[Start Supplied data]

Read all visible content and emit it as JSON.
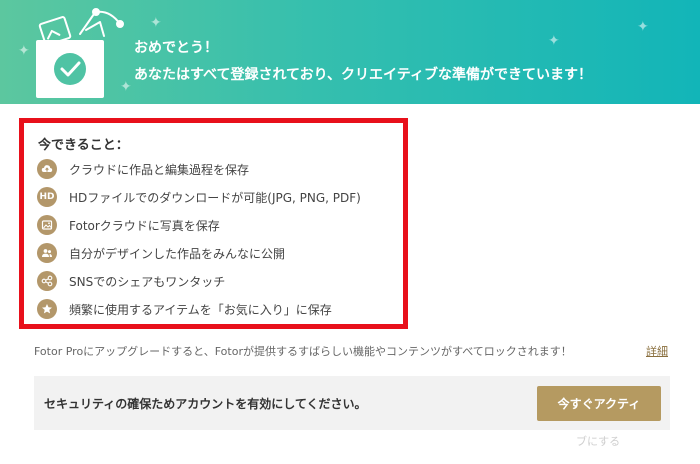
{
  "banner": {
    "title": "おめでとう！",
    "subtitle": "あなたはすべて登録されており、クリエイティブな準備ができています！",
    "colors": {
      "start": "#5cc79f",
      "end": "#12b5b8"
    }
  },
  "features": {
    "heading": "今できること：",
    "items": [
      {
        "icon": "cloud-upload-icon",
        "label": "クラウドに作品と編集過程を保存"
      },
      {
        "icon": "hd-icon",
        "icon_text": "HD",
        "label": "HDファイルでのダウンロードが可能(JPG, PNG, PDF)"
      },
      {
        "icon": "image-icon",
        "label": "Fotorクラウドに写真を保存"
      },
      {
        "icon": "users-icon",
        "label": "自分がデザインした作品をみんなに公開"
      },
      {
        "icon": "share-icon",
        "label": "SNSでのシェアもワンタッチ"
      },
      {
        "icon": "star-icon",
        "label": "頻繁に使用するアイテムを「お気に入り」に保存"
      }
    ],
    "border_color": "#e8101b",
    "icon_color": "#b3976a"
  },
  "pro_note": {
    "text": "Fotor Proにアップグレードすると、Fotorが提供するすばらしい機能やコンテンツがすべてロックされます！",
    "link": "詳細"
  },
  "security": {
    "text": "セキュリティの確保ためアカウントを有効にしてください。",
    "button_label": "今すぐアクティ",
    "button_overflow": "ブにする",
    "button_color": "#b59a61"
  }
}
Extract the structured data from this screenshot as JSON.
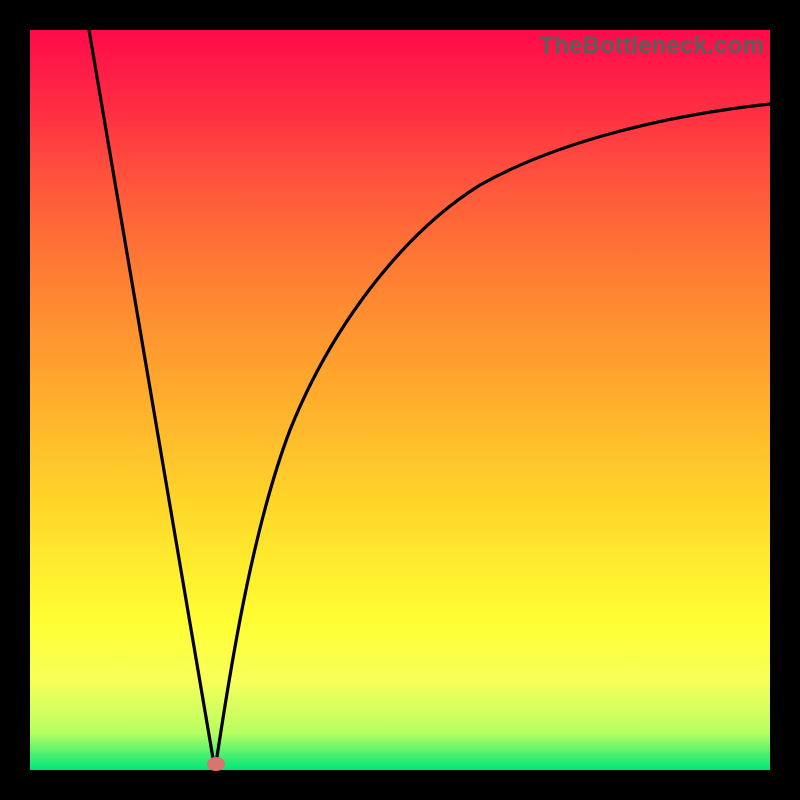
{
  "watermark": "TheBottleneck.com",
  "colors": {
    "frame": "#000000",
    "gradient_top": "#ff0a4a",
    "gradient_bottom": "#00e67a",
    "curve": "#000000",
    "marker": "#d9736f"
  },
  "chart_data": {
    "type": "line",
    "title": "",
    "xlabel": "",
    "ylabel": "",
    "xlim": [
      0,
      100
    ],
    "ylim": [
      0,
      100
    ],
    "series": [
      {
        "name": "left-branch",
        "x": [
          8,
          12,
          16,
          20,
          23,
          25
        ],
        "y": [
          100,
          76,
          52,
          28,
          10,
          0
        ]
      },
      {
        "name": "right-branch",
        "x": [
          25,
          27,
          30,
          35,
          40,
          50,
          60,
          70,
          80,
          90,
          100
        ],
        "y": [
          0,
          14,
          30,
          48,
          59,
          72,
          79,
          83,
          86,
          88,
          90
        ]
      }
    ],
    "marker": {
      "x": 25,
      "y": 0
    }
  }
}
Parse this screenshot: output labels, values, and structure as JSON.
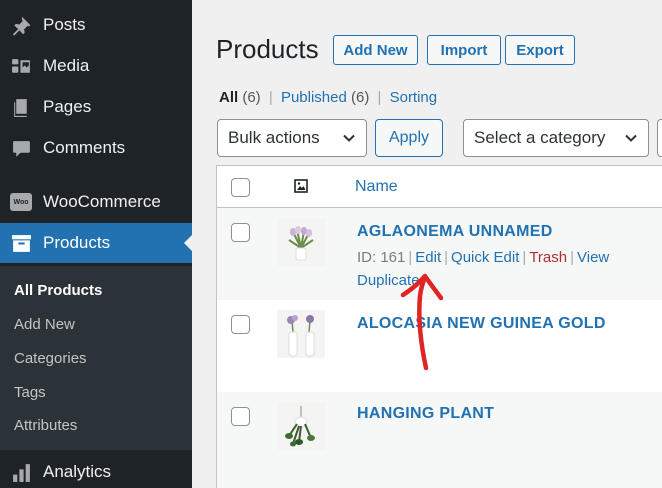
{
  "sidebar": {
    "items": [
      {
        "label": "Posts",
        "icon": "pin-icon"
      },
      {
        "label": "Media",
        "icon": "media-icon"
      },
      {
        "label": "Pages",
        "icon": "pages-icon"
      },
      {
        "label": "Comments",
        "icon": "comment-icon"
      },
      {
        "label": "WooCommerce",
        "icon": "woo-icon",
        "badge": "Woo"
      },
      {
        "label": "Products",
        "icon": "archive-icon"
      },
      {
        "label": "Analytics",
        "icon": "chart-bar-icon"
      }
    ],
    "submenu": [
      "All Products",
      "Add New",
      "Categories",
      "Tags",
      "Attributes"
    ]
  },
  "header": {
    "title": "Products",
    "buttons": [
      "Add New",
      "Import",
      "Export"
    ]
  },
  "filters": {
    "all_label": "All",
    "all_count": "(6)",
    "published_label": "Published",
    "published_count": "(6)",
    "sorting_label": "Sorting"
  },
  "bulk": {
    "select_value": "Bulk actions",
    "apply_label": "Apply",
    "category_value": "Select a category"
  },
  "table": {
    "name_header": "Name",
    "rows": [
      {
        "name": "AGLAONEMA UNNAMED",
        "id_text": "ID: 161",
        "actions": [
          "Edit",
          "Quick Edit",
          "Trash",
          "View",
          "Duplicate"
        ]
      },
      {
        "name": "ALOCASIA NEW GUINEA GOLD"
      },
      {
        "name": "HANGING PLANT"
      }
    ]
  },
  "colors": {
    "sidebar_bg": "#1d2327",
    "accent": "#2271b1",
    "annotation": "#e02424"
  }
}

[End Supplied data]

▶ **Problem description**:
Quote the material word for word, dropping any images it holds.

▶ **Solved exercise**:
Read all visible content and emit it as JSON.
{
  "banner": {
    "title": "おめでとう！",
    "subtitle": "あなたはすべて登録されており、クリエイティブな準備ができています！",
    "colors": {
      "start": "#5cc79f",
      "end": "#12b5b8"
    }
  },
  "features": {
    "heading": "今できること：",
    "items": [
      {
        "icon": "cloud-upload-icon",
        "label": "クラウドに作品と編集過程を保存"
      },
      {
        "icon": "hd-icon",
        "icon_text": "HD",
        "label": "HDファイルでのダウンロードが可能(JPG, PNG, PDF)"
      },
      {
        "icon": "image-icon",
        "label": "Fotorクラウドに写真を保存"
      },
      {
        "icon": "users-icon",
        "label": "自分がデザインした作品をみんなに公開"
      },
      {
        "icon": "share-icon",
        "label": "SNSでのシェアもワンタッチ"
      },
      {
        "icon": "star-icon",
        "label": "頻繁に使用するアイテムを「お気に入り」に保存"
      }
    ],
    "border_color": "#e8101b",
    "icon_color": "#b3976a"
  },
  "pro_note": {
    "text": "Fotor Proにアップグレードすると、Fotorが提供するすばらしい機能やコンテンツがすべてロックされます！",
    "link": "詳細"
  },
  "security": {
    "text": "セキュリティの確保ためアカウントを有効にしてください。",
    "button_label": "今すぐアクティ",
    "button_overflow": "ブにする",
    "button_color": "#b59a61"
  }
}
Extract the structured data from this screenshot as JSON.
{
  "watermark": "TheBottleneck.com",
  "colors": {
    "frame": "#000000",
    "gradient_top": "#ff0a4a",
    "gradient_bottom": "#00e67a",
    "curve": "#000000",
    "marker": "#d9736f"
  },
  "chart_data": {
    "type": "line",
    "title": "",
    "xlabel": "",
    "ylabel": "",
    "xlim": [
      0,
      100
    ],
    "ylim": [
      0,
      100
    ],
    "series": [
      {
        "name": "left-branch",
        "x": [
          8,
          12,
          16,
          20,
          23,
          25
        ],
        "y": [
          100,
          76,
          52,
          28,
          10,
          0
        ]
      },
      {
        "name": "right-branch",
        "x": [
          25,
          27,
          30,
          35,
          40,
          50,
          60,
          70,
          80,
          90,
          100
        ],
        "y": [
          0,
          14,
          30,
          48,
          59,
          72,
          79,
          83,
          86,
          88,
          90
        ]
      }
    ],
    "marker": {
      "x": 25,
      "y": 0
    }
  }
}
Parse this screenshot: output labels, values, and structure as JSON.
{
  "sidebar": {
    "items": [
      {
        "label": "Posts",
        "icon": "pin-icon"
      },
      {
        "label": "Media",
        "icon": "media-icon"
      },
      {
        "label": "Pages",
        "icon": "pages-icon"
      },
      {
        "label": "Comments",
        "icon": "comment-icon"
      },
      {
        "label": "WooCommerce",
        "icon": "woo-icon",
        "badge": "Woo"
      },
      {
        "label": "Products",
        "icon": "archive-icon"
      },
      {
        "label": "Analytics",
        "icon": "chart-bar-icon"
      }
    ],
    "submenu": [
      "All Products",
      "Add New",
      "Categories",
      "Tags",
      "Attributes"
    ]
  },
  "header": {
    "title": "Products",
    "buttons": [
      "Add New",
      "Import",
      "Export"
    ]
  },
  "filters": {
    "all_label": "All",
    "all_count": "(6)",
    "published_label": "Published",
    "published_count": "(6)",
    "sorting_label": "Sorting"
  },
  "bulk": {
    "select_value": "Bulk actions",
    "apply_label": "Apply",
    "category_value": "Select a category"
  },
  "table": {
    "name_header": "Name",
    "rows": [
      {
        "name": "AGLAONEMA UNNAMED",
        "id_text": "ID: 161",
        "actions": [
          "Edit",
          "Quick Edit",
          "Trash",
          "View",
          "Duplicate"
        ]
      },
      {
        "name": "ALOCASIA NEW GUINEA GOLD"
      },
      {
        "name": "HANGING PLANT"
      }
    ]
  },
  "colors": {
    "sidebar_bg": "#1d2327",
    "accent": "#2271b1",
    "annotation": "#e02424"
  }
}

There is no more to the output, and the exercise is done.